## GIVEN INSTRUCTION
Quote every entry word for word.

(begin)

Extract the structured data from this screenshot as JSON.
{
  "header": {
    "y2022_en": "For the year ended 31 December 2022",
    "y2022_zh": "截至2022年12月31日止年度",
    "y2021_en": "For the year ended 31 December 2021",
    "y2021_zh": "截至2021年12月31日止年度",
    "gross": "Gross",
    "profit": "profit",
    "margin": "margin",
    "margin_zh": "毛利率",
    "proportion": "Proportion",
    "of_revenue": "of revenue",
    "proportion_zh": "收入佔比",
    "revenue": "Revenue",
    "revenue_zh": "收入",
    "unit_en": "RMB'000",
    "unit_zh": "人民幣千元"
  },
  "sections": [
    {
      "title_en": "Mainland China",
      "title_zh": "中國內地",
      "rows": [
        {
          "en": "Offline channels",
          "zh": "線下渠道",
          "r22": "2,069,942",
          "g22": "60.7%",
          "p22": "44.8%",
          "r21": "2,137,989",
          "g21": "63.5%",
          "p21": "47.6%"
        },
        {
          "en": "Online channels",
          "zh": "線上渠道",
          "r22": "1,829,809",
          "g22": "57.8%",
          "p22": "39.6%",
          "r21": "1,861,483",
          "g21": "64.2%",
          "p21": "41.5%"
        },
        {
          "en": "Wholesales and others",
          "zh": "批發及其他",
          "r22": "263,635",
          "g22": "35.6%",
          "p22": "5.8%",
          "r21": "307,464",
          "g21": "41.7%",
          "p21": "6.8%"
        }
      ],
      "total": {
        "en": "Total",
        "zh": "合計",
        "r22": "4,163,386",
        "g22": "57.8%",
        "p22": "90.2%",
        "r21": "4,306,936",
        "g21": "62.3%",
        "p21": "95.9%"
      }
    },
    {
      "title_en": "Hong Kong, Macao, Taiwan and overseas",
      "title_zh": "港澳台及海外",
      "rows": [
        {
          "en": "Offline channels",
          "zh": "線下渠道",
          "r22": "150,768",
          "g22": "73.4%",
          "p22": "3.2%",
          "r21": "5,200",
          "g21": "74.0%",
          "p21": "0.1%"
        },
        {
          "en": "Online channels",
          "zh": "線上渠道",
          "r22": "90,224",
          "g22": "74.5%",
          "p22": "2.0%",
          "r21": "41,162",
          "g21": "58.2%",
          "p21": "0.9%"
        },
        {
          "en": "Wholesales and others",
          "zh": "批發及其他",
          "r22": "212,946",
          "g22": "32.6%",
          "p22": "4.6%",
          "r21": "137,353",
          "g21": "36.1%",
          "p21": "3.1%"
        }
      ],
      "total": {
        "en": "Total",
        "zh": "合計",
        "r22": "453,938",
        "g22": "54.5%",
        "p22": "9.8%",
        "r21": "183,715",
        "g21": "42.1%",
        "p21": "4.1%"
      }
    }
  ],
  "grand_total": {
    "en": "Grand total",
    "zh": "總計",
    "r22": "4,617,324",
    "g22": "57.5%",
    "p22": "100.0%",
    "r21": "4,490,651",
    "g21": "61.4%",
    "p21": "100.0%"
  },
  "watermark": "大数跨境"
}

(end)

## WRITTEN SOLUTION
Extract the structured data from this screenshot as JSON.
{
  "header": {
    "y2022_en": "For the year ended 31 December 2022",
    "y2022_zh": "截至2022年12月31日止年度",
    "y2021_en": "For the year ended 31 December 2021",
    "y2021_zh": "截至2021年12月31日止年度",
    "gross": "Gross",
    "profit": "profit",
    "margin": "margin",
    "margin_zh": "毛利率",
    "proportion": "Proportion",
    "of_revenue": "of revenue",
    "proportion_zh": "收入佔比",
    "revenue": "Revenue",
    "revenue_zh": "收入",
    "unit_en": "RMB'000",
    "unit_zh": "人民幣千元"
  },
  "sections": [
    {
      "title_en": "Mainland China",
      "title_zh": "中國內地",
      "rows": [
        {
          "en": "Offline channels",
          "zh": "線下渠道",
          "r22": "2,069,942",
          "g22": "60.7%",
          "p22": "44.8%",
          "r21": "2,137,989",
          "g21": "63.5%",
          "p21": "47.6%"
        },
        {
          "en": "Online channels",
          "zh": "線上渠道",
          "r22": "1,829,809",
          "g22": "57.8%",
          "p22": "39.6%",
          "r21": "1,861,483",
          "g21": "64.2%",
          "p21": "41.5%"
        },
        {
          "en": "Wholesales and others",
          "zh": "批發及其他",
          "r22": "263,635",
          "g22": "35.6%",
          "p22": "5.8%",
          "r21": "307,464",
          "g21": "41.7%",
          "p21": "6.8%"
        }
      ],
      "total": {
        "en": "Total",
        "zh": "合計",
        "r22": "4,163,386",
        "g22": "57.8%",
        "p22": "90.2%",
        "r21": "4,306,936",
        "g21": "62.3%",
        "p21": "95.9%"
      }
    },
    {
      "title_en": "Hong Kong, Macao, Taiwan and overseas",
      "title_zh": "港澳台及海外",
      "rows": [
        {
          "en": "Offline channels",
          "zh": "線下渠道",
          "r22": "150,768",
          "g22": "73.4%",
          "p22": "3.2%",
          "r21": "5,200",
          "g21": "74.0%",
          "p21": "0.1%"
        },
        {
          "en": "Online channels",
          "zh": "線上渠道",
          "r22": "90,224",
          "g22": "74.5%",
          "p22": "2.0%",
          "r21": "41,162",
          "g21": "58.2%",
          "p21": "0.9%"
        },
        {
          "en": "Wholesales and others",
          "zh": "批發及其他",
          "r22": "212,946",
          "g22": "32.6%",
          "p22": "4.6%",
          "r21": "137,353",
          "g21": "36.1%",
          "p21": "3.1%"
        }
      ],
      "total": {
        "en": "Total",
        "zh": "合計",
        "r22": "453,938",
        "g22": "54.5%",
        "p22": "9.8%",
        "r21": "183,715",
        "g21": "42.1%",
        "p21": "4.1%"
      }
    }
  ],
  "grand_total": {
    "en": "Grand total",
    "zh": "總計",
    "r22": "4,617,324",
    "g22": "57.5%",
    "p22": "100.0%",
    "r21": "4,490,651",
    "g21": "61.4%",
    "p21": "100.0%"
  },
  "watermark": "大数跨境"
}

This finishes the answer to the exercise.